>> Begin RECORDS

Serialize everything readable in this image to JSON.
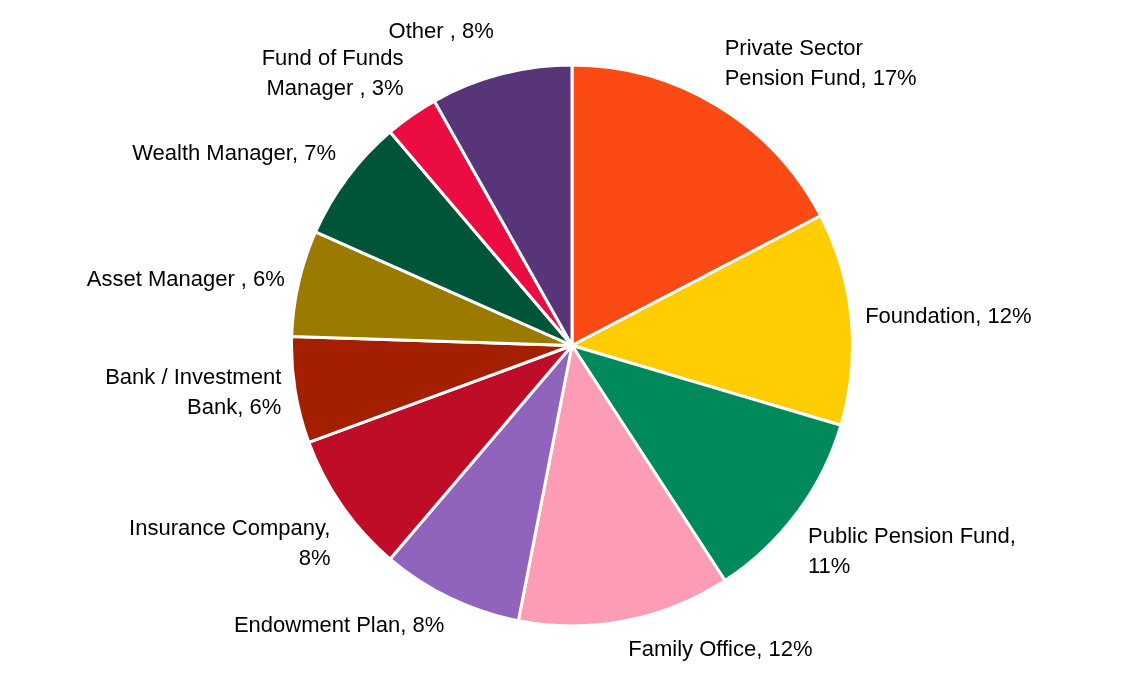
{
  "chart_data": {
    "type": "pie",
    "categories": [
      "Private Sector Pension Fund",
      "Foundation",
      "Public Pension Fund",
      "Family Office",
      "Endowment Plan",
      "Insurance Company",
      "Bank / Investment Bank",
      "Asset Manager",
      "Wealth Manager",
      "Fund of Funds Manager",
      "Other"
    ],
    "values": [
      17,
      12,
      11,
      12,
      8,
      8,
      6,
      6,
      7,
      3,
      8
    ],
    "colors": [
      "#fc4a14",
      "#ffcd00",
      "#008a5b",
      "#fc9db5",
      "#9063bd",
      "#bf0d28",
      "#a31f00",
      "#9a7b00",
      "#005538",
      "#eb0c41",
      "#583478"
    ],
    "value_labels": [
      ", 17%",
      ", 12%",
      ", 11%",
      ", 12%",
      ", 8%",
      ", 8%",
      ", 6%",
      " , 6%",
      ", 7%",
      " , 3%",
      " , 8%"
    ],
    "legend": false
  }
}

>> End RECORDS
>> Begin RECORDS

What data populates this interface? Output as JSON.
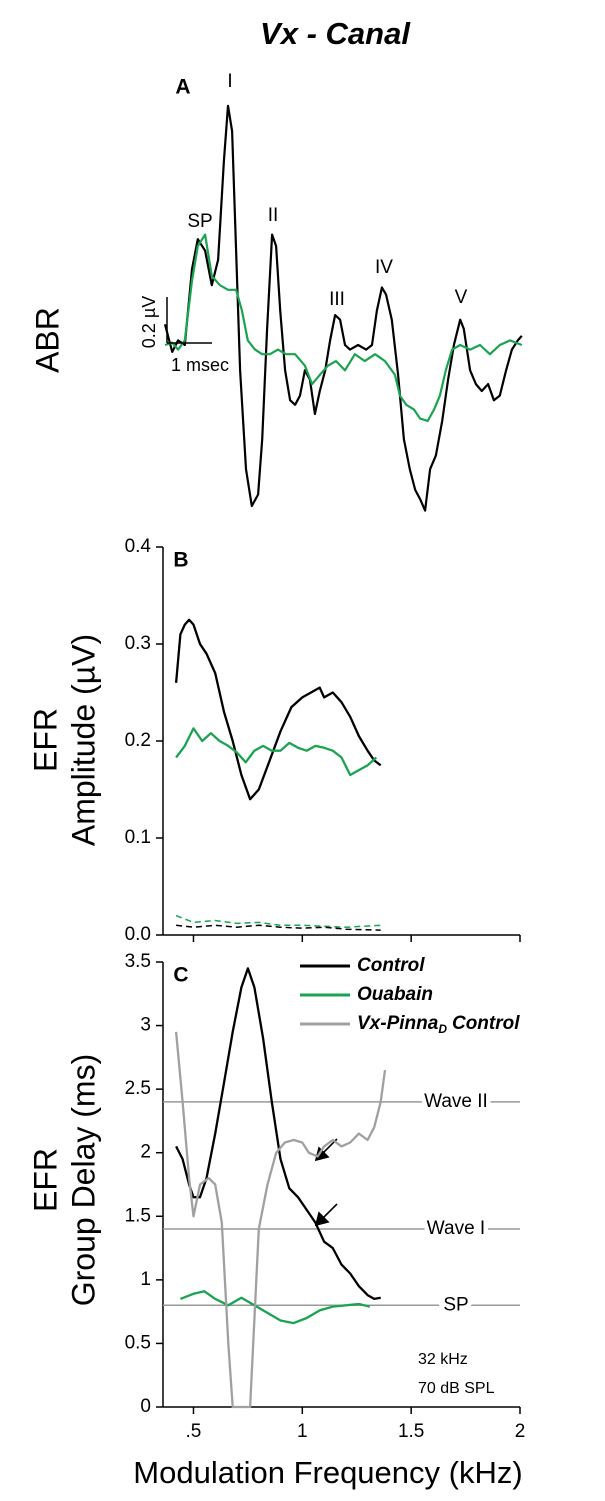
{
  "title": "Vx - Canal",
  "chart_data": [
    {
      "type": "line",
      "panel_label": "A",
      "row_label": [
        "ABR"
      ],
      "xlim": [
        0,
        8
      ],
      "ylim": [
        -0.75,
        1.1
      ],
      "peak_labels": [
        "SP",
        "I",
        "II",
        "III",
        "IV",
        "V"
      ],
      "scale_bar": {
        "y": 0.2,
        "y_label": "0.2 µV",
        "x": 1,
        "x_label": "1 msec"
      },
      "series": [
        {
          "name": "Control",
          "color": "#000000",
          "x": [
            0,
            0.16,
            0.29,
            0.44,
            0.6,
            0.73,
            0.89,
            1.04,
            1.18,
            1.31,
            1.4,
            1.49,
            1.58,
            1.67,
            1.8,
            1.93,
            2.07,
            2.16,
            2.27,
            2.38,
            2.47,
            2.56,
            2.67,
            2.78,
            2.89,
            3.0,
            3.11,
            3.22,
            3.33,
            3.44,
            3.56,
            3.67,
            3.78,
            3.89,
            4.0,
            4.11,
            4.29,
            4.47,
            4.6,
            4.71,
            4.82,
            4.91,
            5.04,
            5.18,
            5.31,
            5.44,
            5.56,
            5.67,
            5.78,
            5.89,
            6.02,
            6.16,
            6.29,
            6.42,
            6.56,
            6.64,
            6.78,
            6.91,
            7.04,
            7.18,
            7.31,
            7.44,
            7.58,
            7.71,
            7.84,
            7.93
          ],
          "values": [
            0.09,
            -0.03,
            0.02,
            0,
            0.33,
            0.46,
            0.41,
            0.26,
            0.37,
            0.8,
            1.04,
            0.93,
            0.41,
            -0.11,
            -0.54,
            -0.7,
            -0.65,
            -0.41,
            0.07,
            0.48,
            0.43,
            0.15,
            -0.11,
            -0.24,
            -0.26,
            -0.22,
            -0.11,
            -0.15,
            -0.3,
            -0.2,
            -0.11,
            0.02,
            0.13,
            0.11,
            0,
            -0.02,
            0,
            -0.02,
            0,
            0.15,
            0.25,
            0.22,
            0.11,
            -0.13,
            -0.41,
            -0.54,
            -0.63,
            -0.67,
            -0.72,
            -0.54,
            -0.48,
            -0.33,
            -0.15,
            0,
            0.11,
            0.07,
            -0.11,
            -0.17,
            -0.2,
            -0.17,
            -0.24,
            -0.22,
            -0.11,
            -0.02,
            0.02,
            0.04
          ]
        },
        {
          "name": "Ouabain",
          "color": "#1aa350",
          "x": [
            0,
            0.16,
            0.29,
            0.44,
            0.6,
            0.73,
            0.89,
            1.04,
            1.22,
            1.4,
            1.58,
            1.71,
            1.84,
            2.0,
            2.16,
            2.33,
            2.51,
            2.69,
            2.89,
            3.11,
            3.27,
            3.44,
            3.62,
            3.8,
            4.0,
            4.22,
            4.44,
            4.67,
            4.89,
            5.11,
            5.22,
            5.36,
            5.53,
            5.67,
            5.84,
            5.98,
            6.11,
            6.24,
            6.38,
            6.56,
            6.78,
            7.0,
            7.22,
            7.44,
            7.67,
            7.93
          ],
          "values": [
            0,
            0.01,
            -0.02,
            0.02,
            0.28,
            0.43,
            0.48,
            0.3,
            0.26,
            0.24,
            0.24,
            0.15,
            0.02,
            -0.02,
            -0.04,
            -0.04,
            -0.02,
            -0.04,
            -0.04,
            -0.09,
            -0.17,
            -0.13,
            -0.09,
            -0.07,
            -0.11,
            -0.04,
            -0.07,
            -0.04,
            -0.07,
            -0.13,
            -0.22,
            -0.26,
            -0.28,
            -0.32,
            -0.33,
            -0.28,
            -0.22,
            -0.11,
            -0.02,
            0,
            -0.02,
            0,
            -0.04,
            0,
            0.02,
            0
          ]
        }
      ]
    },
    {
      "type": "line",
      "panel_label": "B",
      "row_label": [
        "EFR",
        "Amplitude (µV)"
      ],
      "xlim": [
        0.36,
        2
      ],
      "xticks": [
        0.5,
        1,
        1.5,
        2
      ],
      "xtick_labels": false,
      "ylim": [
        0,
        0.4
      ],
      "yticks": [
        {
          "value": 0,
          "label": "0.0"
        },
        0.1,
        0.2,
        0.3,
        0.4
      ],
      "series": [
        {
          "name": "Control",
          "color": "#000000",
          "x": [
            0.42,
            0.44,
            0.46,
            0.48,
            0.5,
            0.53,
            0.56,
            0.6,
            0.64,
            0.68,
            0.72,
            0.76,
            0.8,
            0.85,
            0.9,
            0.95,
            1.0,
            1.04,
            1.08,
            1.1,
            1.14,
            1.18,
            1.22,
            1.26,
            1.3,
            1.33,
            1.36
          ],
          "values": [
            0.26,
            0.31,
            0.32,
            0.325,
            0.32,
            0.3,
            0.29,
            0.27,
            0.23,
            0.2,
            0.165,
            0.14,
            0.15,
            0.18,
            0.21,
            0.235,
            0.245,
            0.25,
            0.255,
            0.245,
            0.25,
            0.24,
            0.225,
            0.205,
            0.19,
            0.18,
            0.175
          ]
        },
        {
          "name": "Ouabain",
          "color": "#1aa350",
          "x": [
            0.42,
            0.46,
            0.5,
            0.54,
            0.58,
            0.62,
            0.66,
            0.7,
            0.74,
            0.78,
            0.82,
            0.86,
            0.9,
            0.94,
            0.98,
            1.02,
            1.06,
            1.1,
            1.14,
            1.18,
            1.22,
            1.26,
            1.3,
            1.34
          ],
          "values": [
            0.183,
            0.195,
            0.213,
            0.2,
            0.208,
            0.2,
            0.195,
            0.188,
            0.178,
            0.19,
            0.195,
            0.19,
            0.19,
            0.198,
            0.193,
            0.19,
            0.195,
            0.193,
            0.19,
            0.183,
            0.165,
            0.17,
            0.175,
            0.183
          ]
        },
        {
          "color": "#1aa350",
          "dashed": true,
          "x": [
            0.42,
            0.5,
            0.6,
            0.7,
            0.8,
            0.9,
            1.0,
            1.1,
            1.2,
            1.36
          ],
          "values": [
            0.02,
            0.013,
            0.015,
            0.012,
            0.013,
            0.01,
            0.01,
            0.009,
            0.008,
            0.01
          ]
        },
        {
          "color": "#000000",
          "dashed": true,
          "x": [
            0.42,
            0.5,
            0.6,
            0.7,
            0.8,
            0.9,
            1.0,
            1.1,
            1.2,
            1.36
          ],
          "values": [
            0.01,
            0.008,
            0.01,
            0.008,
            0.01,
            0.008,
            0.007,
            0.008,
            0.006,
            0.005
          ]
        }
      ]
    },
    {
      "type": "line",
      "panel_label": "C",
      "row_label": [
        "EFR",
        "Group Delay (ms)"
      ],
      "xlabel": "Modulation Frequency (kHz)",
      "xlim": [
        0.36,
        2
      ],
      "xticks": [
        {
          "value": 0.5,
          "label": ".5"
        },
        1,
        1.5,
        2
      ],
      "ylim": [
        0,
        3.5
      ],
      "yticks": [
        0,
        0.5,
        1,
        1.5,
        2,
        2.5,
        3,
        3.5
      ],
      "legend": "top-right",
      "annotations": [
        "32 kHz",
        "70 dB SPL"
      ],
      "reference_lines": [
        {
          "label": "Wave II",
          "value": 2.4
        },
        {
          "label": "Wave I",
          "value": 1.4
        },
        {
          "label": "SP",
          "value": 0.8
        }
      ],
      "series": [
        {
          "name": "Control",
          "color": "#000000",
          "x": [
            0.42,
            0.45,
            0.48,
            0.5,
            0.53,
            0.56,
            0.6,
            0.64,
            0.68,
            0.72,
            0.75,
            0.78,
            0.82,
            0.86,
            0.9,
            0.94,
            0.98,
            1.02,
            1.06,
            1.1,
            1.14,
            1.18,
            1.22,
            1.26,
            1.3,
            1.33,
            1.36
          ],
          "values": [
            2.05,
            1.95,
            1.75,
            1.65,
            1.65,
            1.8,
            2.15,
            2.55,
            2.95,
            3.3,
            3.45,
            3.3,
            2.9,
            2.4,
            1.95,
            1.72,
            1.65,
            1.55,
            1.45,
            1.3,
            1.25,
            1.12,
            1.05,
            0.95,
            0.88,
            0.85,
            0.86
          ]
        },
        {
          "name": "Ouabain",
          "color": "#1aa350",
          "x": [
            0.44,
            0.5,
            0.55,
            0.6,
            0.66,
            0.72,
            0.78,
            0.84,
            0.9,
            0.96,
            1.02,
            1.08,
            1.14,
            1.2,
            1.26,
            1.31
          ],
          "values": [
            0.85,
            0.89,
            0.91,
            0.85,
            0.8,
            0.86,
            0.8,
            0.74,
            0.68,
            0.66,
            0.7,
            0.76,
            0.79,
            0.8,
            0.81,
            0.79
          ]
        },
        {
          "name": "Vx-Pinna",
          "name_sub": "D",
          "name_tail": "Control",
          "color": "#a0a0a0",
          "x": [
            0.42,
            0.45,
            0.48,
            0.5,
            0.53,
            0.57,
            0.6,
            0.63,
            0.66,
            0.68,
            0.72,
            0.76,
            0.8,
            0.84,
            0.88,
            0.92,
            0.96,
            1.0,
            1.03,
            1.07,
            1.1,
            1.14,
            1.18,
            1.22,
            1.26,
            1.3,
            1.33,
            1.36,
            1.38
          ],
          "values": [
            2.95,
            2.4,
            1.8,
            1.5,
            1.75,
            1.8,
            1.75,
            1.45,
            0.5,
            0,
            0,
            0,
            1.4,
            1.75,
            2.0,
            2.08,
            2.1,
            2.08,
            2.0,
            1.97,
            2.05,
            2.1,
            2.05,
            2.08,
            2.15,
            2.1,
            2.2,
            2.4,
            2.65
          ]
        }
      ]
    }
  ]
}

>> End RECORDS

• **SET EXERCISE**:
From the entries above, extract each line containing "Manager".

• **FULL RESPONSE**:
      "Asset Manager",
      "Wealth Manager",
      "Fund of Funds Manager",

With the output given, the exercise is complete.